__Listed records__.

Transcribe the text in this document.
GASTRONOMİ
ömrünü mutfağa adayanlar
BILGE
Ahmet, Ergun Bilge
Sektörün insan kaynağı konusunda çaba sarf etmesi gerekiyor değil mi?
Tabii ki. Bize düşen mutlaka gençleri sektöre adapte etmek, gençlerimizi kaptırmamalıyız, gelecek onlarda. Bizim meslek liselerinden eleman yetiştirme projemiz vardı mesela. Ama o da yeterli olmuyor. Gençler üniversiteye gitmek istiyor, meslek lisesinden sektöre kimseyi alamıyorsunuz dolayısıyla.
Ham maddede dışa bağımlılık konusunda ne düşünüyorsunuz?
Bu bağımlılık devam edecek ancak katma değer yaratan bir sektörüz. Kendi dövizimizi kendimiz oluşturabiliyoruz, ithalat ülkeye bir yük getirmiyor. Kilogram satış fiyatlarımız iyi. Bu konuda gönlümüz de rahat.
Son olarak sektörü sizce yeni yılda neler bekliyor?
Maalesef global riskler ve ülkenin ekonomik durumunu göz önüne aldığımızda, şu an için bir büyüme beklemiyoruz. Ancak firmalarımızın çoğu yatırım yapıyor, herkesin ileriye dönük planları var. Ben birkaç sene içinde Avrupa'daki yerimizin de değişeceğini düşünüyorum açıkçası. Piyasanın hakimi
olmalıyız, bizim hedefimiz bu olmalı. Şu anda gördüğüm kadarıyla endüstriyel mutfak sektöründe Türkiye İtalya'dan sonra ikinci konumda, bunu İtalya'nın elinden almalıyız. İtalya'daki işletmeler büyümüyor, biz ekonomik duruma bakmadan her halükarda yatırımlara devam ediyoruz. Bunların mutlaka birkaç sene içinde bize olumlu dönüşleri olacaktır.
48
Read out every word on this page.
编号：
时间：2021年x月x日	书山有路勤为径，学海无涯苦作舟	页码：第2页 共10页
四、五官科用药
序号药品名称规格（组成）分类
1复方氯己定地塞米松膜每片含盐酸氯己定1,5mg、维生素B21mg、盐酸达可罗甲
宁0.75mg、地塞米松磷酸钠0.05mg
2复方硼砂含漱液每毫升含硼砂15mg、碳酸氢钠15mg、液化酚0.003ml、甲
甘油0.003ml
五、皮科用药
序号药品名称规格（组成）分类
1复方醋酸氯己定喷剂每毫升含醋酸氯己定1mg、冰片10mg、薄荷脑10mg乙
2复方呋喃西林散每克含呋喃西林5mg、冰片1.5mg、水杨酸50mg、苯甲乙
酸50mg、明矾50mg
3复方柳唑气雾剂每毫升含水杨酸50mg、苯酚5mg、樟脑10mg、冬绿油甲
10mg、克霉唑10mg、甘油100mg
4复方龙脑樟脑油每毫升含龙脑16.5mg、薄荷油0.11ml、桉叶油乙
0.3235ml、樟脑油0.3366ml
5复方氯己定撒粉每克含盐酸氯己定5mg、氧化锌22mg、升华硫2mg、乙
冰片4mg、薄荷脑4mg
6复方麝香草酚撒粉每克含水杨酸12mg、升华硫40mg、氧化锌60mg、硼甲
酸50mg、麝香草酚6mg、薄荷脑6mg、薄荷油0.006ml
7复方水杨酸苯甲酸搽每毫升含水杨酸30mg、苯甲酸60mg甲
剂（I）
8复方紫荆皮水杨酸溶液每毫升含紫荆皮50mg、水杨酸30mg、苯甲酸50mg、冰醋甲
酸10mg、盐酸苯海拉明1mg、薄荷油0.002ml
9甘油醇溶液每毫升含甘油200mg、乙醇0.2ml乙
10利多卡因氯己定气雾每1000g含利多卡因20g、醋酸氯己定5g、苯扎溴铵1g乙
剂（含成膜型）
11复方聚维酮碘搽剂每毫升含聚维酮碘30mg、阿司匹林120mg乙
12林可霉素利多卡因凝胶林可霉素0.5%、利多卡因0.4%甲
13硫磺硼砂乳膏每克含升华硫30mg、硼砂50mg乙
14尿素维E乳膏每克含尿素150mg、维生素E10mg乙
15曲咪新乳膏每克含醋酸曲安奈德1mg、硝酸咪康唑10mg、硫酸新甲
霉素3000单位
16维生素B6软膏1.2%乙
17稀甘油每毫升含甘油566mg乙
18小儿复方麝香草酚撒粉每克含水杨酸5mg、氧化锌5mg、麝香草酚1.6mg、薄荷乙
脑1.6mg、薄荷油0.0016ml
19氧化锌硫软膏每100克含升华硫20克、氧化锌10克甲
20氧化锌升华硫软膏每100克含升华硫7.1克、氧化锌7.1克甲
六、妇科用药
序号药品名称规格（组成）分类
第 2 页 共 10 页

__Exercise brief__. Copy out each line in the preceding records that contains "konusunda".

__Exercise solution__.
Sektörün insan kaynağı konusunda çaba sarf etmesi gerekiyor değil mi?
Ham maddede dışa bağımlılık konusunda ne düşünüyorsunuz?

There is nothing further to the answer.